### SET TASK:
Where the data below has the string "غزال", return the whole line.

### RECORD LIST:
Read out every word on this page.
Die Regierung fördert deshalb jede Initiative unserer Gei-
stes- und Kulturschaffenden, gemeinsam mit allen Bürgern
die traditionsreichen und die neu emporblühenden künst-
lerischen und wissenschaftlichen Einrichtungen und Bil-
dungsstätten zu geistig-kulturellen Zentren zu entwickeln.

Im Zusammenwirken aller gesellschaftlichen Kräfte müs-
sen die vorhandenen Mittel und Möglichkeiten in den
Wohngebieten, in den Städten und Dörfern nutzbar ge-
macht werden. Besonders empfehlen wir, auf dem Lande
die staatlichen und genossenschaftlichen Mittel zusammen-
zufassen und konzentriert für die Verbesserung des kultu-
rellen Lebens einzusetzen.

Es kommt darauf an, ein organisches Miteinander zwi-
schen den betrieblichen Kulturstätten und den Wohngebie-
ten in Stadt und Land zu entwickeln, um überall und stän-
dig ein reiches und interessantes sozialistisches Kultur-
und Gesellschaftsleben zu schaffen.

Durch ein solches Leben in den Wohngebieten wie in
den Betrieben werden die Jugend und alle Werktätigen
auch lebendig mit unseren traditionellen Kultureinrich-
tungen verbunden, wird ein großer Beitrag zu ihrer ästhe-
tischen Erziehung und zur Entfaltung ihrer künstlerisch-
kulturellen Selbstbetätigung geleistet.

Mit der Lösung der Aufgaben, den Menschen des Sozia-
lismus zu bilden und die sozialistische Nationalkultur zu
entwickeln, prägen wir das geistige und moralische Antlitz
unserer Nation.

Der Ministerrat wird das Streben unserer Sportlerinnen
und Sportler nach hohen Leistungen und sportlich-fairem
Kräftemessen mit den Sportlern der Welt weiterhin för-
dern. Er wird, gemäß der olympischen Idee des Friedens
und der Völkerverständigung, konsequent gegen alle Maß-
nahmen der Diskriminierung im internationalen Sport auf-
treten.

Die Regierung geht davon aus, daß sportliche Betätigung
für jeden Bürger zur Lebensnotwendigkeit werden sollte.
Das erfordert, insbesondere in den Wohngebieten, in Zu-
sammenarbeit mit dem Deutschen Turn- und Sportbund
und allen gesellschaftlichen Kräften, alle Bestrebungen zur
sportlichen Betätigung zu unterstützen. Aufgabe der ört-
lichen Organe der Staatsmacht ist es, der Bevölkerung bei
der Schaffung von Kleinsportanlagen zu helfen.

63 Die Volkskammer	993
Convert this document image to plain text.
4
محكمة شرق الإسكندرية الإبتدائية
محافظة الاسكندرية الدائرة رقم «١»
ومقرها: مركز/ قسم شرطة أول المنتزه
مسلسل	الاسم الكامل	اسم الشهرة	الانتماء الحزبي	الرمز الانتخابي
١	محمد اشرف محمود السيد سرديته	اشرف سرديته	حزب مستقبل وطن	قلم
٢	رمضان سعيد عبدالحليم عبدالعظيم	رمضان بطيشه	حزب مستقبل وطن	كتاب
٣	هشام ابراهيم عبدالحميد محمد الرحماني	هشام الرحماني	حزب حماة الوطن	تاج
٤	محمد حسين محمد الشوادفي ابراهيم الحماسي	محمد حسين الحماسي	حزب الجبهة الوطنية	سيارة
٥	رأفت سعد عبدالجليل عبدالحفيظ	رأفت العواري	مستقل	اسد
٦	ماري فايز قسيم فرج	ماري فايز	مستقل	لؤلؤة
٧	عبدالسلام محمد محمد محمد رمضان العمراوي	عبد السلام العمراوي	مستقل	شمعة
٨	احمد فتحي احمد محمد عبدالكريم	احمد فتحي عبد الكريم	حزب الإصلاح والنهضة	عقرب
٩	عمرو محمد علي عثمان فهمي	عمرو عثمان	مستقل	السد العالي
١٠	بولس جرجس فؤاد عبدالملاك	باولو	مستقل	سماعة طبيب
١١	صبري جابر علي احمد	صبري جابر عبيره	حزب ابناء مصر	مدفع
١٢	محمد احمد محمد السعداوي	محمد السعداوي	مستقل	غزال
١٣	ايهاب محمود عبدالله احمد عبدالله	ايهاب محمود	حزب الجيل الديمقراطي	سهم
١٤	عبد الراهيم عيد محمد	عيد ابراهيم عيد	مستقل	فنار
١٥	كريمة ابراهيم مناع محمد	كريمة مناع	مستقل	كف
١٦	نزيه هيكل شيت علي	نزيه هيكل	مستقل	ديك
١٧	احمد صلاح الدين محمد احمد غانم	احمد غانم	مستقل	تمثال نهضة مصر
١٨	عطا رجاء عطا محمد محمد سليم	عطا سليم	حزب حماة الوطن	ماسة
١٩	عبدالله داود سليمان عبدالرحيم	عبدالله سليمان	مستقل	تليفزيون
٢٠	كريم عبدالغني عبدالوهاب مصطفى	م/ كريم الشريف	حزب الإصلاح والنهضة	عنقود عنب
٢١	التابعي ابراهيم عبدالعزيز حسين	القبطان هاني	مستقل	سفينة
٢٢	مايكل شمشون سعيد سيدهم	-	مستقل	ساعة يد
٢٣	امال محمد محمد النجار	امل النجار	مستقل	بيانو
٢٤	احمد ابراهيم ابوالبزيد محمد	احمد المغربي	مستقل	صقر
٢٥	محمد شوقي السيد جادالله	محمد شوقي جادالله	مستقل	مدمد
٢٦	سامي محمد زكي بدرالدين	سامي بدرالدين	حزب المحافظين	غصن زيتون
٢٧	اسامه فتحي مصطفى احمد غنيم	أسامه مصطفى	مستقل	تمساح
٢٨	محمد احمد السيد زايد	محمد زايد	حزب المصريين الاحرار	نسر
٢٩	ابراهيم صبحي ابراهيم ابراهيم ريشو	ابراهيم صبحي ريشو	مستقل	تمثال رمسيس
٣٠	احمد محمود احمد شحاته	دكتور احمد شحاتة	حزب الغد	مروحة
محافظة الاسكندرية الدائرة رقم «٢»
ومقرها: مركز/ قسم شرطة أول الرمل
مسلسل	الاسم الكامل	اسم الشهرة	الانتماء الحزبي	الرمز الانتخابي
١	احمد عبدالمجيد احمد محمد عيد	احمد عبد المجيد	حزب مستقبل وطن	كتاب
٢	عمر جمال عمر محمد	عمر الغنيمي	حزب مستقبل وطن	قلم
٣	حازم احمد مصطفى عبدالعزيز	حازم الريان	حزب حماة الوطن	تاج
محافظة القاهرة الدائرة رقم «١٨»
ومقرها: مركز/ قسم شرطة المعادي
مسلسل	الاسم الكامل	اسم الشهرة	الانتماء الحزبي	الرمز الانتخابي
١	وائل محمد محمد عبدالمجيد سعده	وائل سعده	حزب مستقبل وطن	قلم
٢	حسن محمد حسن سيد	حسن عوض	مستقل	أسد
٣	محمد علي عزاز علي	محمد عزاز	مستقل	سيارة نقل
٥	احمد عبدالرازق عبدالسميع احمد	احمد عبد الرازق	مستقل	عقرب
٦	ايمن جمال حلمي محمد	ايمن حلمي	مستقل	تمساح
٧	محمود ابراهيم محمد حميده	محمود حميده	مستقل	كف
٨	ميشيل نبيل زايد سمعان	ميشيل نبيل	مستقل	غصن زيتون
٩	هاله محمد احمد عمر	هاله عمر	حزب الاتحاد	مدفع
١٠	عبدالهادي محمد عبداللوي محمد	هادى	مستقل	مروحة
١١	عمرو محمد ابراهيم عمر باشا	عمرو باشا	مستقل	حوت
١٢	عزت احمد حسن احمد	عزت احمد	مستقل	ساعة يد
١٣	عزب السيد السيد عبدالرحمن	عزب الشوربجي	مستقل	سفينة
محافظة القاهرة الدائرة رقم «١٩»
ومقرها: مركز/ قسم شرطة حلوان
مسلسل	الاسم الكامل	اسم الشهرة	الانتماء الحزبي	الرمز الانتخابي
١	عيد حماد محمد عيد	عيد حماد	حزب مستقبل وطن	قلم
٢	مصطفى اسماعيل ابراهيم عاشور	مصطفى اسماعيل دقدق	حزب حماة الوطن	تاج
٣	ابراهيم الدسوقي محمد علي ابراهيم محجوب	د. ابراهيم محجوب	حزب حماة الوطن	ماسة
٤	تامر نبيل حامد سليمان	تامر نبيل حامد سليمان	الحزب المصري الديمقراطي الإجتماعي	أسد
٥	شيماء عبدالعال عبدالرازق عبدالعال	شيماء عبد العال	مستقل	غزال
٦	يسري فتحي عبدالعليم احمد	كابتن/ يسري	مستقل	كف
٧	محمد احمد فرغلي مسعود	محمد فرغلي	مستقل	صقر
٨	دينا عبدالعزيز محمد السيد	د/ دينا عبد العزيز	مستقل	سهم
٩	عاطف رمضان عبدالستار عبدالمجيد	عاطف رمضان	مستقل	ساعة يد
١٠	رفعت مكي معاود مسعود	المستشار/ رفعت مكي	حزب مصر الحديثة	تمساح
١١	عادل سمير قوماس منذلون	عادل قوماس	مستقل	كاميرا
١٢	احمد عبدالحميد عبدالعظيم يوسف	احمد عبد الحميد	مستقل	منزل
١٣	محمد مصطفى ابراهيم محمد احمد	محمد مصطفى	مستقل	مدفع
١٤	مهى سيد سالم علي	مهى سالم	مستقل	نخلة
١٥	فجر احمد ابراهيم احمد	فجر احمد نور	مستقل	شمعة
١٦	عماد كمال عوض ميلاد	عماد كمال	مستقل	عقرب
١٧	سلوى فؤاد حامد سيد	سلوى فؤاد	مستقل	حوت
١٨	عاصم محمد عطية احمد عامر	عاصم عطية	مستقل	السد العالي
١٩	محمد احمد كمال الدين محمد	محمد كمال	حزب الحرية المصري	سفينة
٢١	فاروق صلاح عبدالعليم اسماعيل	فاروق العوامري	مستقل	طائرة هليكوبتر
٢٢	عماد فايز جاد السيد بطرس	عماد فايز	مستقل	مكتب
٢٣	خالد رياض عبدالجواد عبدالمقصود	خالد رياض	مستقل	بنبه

### TASK SOLUTION:
١٢	محمد احمد محمد السعداوي	محمد السعداوي	مستقل	غزال
٥	شيماء عبدالعال عبدالرازق عبدالعال	شيماء عبد العال	مستقل	غزال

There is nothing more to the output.